(A block of data):
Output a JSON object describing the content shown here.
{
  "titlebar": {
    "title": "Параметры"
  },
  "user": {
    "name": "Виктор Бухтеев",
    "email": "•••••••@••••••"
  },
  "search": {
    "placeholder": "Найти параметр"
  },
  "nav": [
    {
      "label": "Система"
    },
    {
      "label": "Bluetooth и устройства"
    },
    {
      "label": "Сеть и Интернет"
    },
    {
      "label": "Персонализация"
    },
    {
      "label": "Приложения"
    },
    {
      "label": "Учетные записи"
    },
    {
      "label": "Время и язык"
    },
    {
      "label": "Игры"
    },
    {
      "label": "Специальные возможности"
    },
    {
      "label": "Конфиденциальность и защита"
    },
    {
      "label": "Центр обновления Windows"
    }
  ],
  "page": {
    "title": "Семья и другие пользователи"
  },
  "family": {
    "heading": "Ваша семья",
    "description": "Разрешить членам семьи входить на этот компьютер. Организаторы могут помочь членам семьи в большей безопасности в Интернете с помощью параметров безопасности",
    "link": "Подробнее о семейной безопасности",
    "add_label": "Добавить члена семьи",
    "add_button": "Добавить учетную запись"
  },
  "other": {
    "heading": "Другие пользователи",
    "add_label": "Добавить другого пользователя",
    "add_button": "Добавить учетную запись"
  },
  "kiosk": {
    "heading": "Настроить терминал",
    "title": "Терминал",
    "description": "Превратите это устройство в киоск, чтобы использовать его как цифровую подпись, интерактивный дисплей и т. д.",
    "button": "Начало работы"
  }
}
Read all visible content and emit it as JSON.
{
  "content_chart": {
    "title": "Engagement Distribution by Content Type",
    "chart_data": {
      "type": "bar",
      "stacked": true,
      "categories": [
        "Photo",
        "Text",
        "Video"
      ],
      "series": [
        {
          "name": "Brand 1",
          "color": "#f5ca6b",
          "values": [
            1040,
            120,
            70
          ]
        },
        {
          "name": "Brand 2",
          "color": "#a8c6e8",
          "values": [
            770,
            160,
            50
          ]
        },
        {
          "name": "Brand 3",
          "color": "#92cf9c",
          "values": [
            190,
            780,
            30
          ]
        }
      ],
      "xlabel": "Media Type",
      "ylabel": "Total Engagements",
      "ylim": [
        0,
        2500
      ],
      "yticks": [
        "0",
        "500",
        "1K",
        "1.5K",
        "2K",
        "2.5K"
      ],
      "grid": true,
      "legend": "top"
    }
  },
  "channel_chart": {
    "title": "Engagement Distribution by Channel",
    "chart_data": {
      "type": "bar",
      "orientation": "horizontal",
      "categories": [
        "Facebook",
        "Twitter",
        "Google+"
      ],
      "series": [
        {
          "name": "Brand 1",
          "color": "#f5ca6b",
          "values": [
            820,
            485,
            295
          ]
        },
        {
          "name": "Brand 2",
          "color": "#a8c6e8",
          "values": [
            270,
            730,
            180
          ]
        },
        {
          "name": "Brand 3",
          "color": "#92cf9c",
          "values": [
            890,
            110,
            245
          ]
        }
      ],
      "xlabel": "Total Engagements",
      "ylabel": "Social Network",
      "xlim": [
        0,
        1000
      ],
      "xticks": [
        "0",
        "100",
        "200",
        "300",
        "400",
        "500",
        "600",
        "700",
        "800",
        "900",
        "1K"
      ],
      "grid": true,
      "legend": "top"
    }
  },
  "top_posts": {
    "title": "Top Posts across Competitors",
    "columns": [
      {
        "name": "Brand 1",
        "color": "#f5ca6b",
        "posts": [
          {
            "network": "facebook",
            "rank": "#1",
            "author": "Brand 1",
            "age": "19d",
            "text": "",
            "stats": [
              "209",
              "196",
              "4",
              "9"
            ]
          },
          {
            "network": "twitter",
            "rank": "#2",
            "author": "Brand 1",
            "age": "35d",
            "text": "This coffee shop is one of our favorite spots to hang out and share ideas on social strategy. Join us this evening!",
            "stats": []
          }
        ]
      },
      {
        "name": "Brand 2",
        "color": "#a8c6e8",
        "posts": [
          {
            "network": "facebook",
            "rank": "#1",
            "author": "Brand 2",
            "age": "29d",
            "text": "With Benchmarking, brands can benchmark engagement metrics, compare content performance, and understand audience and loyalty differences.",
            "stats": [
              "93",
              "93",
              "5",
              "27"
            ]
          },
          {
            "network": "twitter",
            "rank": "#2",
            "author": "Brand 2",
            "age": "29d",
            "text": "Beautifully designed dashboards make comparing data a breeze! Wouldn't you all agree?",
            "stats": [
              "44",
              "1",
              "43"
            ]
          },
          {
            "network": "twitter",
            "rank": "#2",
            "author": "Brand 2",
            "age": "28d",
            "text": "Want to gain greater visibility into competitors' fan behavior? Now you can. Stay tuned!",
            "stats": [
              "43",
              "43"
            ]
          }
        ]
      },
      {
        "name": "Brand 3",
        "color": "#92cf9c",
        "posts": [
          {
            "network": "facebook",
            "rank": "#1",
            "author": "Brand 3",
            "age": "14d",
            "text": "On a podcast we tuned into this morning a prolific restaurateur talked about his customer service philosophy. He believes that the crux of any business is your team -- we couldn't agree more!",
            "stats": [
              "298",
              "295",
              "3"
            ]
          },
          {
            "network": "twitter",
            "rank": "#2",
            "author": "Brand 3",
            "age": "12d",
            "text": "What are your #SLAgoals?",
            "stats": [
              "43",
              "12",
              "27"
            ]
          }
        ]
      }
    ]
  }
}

(What this task involves): Take the entries above and transcribe them exactly.

(Correct result):
Output a JSON object describing the content shown here.
{
  "titlebar": {
    "title": "Параметры"
  },
  "user": {
    "name": "Виктор Бухтеев",
    "email": "•••••••@••••••"
  },
  "search": {
    "placeholder": "Найти параметр"
  },
  "nav": [
    {
      "label": "Система"
    },
    {
      "label": "Bluetooth и устройства"
    },
    {
      "label": "Сеть и Интернет"
    },
    {
      "label": "Персонализация"
    },
    {
      "label": "Приложения"
    },
    {
      "label": "Учетные записи"
    },
    {
      "label": "Время и язык"
    },
    {
      "label": "Игры"
    },
    {
      "label": "Специальные возможности"
    },
    {
      "label": "Конфиденциальность и защита"
    },
    {
      "label": "Центр обновления Windows"
    }
  ],
  "page": {
    "title": "Семья и другие пользователи"
  },
  "family": {
    "heading": "Ваша семья",
    "description": "Разрешить членам семьи входить на этот компьютер. Организаторы могут помочь членам семьи в большей безопасности в Интернете с помощью параметров безопасности",
    "link": "Подробнее о семейной безопасности",
    "add_label": "Добавить члена семьи",
    "add_button": "Добавить учетную запись"
  },
  "other": {
    "heading": "Другие пользователи",
    "add_label": "Добавить другого пользователя",
    "add_button": "Добавить учетную запись"
  },
  "kiosk": {
    "heading": "Настроить терминал",
    "title": "Терминал",
    "description": "Превратите это устройство в киоск, чтобы использовать его как цифровую подпись, интерактивный дисплей и т. д.",
    "button": "Начало работы"
  }
}
Read all visible content and emit it as JSON.
{
  "content_chart": {
    "title": "Engagement Distribution by Content Type",
    "chart_data": {
      "type": "bar",
      "stacked": true,
      "categories": [
        "Photo",
        "Text",
        "Video"
      ],
      "series": [
        {
          "name": "Brand 1",
          "color": "#f5ca6b",
          "values": [
            1040,
            120,
            70
          ]
        },
        {
          "name": "Brand 2",
          "color": "#a8c6e8",
          "values": [
            770,
            160,
            50
          ]
        },
        {
          "name": "Brand 3",
          "color": "#92cf9c",
          "values": [
            190,
            780,
            30
          ]
        }
      ],
      "xlabel": "Media Type",
      "ylabel": "Total Engagements",
      "ylim": [
        0,
        2500
      ],
      "yticks": [
        "0",
        "500",
        "1K",
        "1.5K",
        "2K",
        "2.5K"
      ],
      "grid": true,
      "legend": "top"
    }
  },
  "channel_chart": {
    "title": "Engagement Distribution by Channel",
    "chart_data": {
      "type": "bar",
      "orientation": "horizontal",
      "categories": [
        "Facebook",
        "Twitter",
        "Google+"
      ],
      "series": [
        {
          "name": "Brand 1",
          "color": "#f5ca6b",
          "values": [
            820,
            485,
            295
          ]
        },
        {
          "name": "Brand 2",
          "color": "#a8c6e8",
          "values": [
            270,
            730,
            180
          ]
        },
        {
          "name": "Brand 3",
          "color": "#92cf9c",
          "values": [
            890,
            110,
            245
          ]
        }
      ],
      "xlabel": "Total Engagements",
      "ylabel": "Social Network",
      "xlim": [
        0,
        1000
      ],
      "xticks": [
        "0",
        "100",
        "200",
        "300",
        "400",
        "500",
        "600",
        "700",
        "800",
        "900",
        "1K"
      ],
      "grid": true,
      "legend": "top"
    }
  },
  "top_posts": {
    "title": "Top Posts across Competitors",
    "columns": [
      {
        "name": "Brand 1",
        "color": "#f5ca6b",
        "posts": [
          {
            "network": "facebook",
            "rank": "#1",
            "author": "Brand 1",
            "age": "19d",
            "text": "",
            "stats": [
              "209",
              "196",
              "4",
              "9"
            ]
          },
          {
            "network": "twitter",
            "rank": "#2",
            "author": "Brand 1",
            "age": "35d",
            "text": "This coffee shop is one of our favorite spots to hang out and share ideas on social strategy. Join us this evening!",
            "stats": []
          }
        ]
      },
      {
        "name": "Brand 2",
        "color": "#a8c6e8",
        "posts": [
          {
            "network": "facebook",
            "rank": "#1",
            "author": "Brand 2",
            "age": "29d",
            "text": "With Benchmarking, brands can benchmark engagement metrics, compare content performance, and understand audience and loyalty differences.",
            "stats": [
              "93",
              "93",
              "5",
              "27"
            ]
          },
          {
            "network": "twitter",
            "rank": "#2",
            "author": "Brand 2",
            "age": "29d",
            "text": "Beautifully designed dashboards make comparing data a breeze! Wouldn't you all agree?",
            "stats": [
              "44",
              "1",
              "43"
            ]
          },
          {
            "network": "twitter",
            "rank": "#2",
            "author": "Brand 2",
            "age": "28d",
            "text": "Want to gain greater visibility into competitors' fan behavior? Now you can. Stay tuned!",
            "stats": [
              "43",
              "43"
            ]
          }
        ]
      },
      {
        "name": "Brand 3",
        "color": "#92cf9c",
        "posts": [
          {
            "network": "facebook",
            "rank": "#1",
            "author": "Brand 3",
            "age": "14d",
            "text": "On a podcast we tuned into this morning a prolific restaurateur talked about his customer service philosophy. He believes that the crux of any business is your team -- we couldn't agree more!",
            "stats": [
              "298",
              "295",
              "3"
            ]
          },
          {
            "network": "twitter",
            "rank": "#2",
            "author": "Brand 3",
            "age": "12d",
            "text": "What are your #SLAgoals?",
            "stats": [
              "43",
              "12",
              "27"
            ]
          }
        ]
      }
    ]
  }
}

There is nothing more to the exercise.